Figure dataset records:
——————————

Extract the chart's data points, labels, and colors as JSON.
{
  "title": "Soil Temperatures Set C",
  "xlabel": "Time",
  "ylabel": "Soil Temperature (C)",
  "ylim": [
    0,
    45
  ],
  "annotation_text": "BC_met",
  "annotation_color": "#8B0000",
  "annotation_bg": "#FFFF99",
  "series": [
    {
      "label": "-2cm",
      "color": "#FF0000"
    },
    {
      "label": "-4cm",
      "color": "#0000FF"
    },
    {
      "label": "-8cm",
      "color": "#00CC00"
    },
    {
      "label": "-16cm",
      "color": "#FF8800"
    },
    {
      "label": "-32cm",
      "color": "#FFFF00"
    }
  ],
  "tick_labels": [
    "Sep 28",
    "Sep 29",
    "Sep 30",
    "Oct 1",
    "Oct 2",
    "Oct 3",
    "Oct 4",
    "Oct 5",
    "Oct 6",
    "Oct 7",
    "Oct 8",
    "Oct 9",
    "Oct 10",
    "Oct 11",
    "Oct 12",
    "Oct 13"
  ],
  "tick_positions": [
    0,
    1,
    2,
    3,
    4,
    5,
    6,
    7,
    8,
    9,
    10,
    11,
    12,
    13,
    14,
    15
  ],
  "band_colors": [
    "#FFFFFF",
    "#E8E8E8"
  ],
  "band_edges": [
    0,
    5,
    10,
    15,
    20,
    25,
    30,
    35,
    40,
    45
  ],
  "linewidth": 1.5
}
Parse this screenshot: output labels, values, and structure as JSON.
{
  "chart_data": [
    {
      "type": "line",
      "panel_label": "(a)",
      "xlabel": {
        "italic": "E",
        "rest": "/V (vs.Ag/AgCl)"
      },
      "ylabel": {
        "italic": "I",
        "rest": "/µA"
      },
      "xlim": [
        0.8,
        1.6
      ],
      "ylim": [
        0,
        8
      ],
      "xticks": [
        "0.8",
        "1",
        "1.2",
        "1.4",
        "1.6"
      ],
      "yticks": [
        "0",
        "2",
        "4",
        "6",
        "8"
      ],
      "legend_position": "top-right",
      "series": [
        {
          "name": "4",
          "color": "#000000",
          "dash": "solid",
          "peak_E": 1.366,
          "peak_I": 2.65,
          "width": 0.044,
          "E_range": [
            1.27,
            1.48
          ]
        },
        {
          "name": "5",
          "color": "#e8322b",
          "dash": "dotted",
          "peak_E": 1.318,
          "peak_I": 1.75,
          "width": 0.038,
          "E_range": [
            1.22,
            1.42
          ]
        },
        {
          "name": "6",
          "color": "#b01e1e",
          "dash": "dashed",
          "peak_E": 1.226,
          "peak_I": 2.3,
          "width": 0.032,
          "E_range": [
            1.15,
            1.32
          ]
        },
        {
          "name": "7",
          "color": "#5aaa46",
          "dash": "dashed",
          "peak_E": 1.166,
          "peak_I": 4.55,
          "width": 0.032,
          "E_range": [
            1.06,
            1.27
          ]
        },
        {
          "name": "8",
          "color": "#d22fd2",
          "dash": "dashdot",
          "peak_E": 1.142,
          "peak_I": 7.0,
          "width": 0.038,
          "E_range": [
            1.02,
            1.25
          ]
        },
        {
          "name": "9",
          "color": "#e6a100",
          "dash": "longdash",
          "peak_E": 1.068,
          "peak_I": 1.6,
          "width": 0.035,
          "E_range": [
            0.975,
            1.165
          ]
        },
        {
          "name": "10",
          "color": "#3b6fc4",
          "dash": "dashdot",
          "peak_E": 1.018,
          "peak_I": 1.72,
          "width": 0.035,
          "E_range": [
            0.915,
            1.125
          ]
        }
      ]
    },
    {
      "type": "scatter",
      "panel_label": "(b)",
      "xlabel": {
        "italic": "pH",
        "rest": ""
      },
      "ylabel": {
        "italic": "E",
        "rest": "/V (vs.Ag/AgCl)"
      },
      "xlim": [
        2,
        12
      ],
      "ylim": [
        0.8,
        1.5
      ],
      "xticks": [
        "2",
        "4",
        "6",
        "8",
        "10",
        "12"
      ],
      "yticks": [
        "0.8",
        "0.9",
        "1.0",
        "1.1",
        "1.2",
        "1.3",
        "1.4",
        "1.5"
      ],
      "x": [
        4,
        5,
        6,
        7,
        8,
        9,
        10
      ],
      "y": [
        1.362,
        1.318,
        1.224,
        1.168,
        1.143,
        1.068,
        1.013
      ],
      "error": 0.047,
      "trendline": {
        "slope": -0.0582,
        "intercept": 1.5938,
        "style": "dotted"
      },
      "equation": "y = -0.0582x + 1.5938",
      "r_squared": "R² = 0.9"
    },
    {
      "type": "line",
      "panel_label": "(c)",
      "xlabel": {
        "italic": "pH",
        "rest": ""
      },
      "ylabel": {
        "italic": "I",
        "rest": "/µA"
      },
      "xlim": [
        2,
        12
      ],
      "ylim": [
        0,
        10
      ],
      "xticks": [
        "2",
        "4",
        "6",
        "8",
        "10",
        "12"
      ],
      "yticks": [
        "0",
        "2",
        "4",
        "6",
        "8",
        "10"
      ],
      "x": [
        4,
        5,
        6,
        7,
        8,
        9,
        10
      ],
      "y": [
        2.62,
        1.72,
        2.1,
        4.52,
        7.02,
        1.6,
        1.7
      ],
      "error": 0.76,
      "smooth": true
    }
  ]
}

——————————

Exercise directions » Copy out each line of the records where the string "JSON" appears.

Answer »
Extract the chart's data points, labels, and colors as JSON.
Parse this screenshot: output labels, values, and structure as JSON.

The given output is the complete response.